## Exercise requirements
Copy each line of the listing below exactly.

-- Begin Record list --

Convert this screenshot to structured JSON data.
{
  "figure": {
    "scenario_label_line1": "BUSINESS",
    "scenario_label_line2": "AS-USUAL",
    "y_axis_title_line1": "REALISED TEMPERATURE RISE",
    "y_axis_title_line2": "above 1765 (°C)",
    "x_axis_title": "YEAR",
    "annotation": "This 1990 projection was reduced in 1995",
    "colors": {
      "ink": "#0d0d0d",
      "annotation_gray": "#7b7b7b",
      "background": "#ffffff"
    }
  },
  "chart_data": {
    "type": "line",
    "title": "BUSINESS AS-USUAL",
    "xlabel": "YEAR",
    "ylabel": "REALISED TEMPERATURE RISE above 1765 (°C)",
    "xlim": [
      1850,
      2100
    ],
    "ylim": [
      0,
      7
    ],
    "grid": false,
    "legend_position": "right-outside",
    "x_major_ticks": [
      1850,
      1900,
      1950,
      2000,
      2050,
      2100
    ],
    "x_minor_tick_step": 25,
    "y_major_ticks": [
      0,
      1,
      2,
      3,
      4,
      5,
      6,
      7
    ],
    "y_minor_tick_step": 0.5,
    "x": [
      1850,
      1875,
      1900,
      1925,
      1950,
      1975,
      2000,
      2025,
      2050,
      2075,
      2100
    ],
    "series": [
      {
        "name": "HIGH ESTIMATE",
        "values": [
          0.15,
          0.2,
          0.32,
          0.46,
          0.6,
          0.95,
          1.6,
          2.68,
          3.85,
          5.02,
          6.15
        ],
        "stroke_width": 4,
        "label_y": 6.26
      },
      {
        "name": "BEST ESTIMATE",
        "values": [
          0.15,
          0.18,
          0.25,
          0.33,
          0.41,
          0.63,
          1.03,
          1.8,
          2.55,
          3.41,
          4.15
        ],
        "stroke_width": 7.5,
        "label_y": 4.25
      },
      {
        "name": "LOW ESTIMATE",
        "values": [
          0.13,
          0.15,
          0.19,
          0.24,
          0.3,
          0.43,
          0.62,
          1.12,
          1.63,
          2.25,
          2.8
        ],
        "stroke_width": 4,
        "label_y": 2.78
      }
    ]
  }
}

-- End Record list --

## Correct answer
Convert this screenshot to structured JSON data.
{
  "figure": {
    "scenario_label_line1": "BUSINESS",
    "scenario_label_line2": "AS-USUAL",
    "y_axis_title_line1": "REALISED TEMPERATURE RISE",
    "y_axis_title_line2": "above 1765 (°C)",
    "x_axis_title": "YEAR",
    "annotation": "This 1990 projection was reduced in 1995",
    "colors": {
      "ink": "#0d0d0d",
      "annotation_gray": "#7b7b7b",
      "background": "#ffffff"
    }
  },
  "chart_data": {
    "type": "line",
    "title": "BUSINESS AS-USUAL",
    "xlabel": "YEAR",
    "ylabel": "REALISED TEMPERATURE RISE above 1765 (°C)",
    "xlim": [
      1850,
      2100
    ],
    "ylim": [
      0,
      7
    ],
    "grid": false,
    "legend_position": "right-outside",
    "x_major_ticks": [
      1850,
      1900,
      1950,
      2000,
      2050,
      2100
    ],
    "x_minor_tick_step": 25,
    "y_major_ticks": [
      0,
      1,
      2,
      3,
      4,
      5,
      6,
      7
    ],
    "y_minor_tick_step": 0.5,
    "x": [
      1850,
      1875,
      1900,
      1925,
      1950,
      1975,
      2000,
      2025,
      2050,
      2075,
      2100
    ],
    "series": [
      {
        "name": "HIGH ESTIMATE",
        "values": [
          0.15,
          0.2,
          0.32,
          0.46,
          0.6,
          0.95,
          1.6,
          2.68,
          3.85,
          5.02,
          6.15
        ],
        "stroke_width": 4,
        "label_y": 6.26
      },
      {
        "name": "BEST ESTIMATE",
        "values": [
          0.15,
          0.18,
          0.25,
          0.33,
          0.41,
          0.63,
          1.03,
          1.8,
          2.55,
          3.41,
          4.15
        ],
        "stroke_width": 7.5,
        "label_y": 4.25
      },
      {
        "name": "LOW ESTIMATE",
        "values": [
          0.13,
          0.15,
          0.19,
          0.24,
          0.3,
          0.43,
          0.62,
          1.12,
          1.63,
          2.25,
          2.8
        ],
        "stroke_width": 4,
        "label_y": 2.78
      }
    ]
  }
}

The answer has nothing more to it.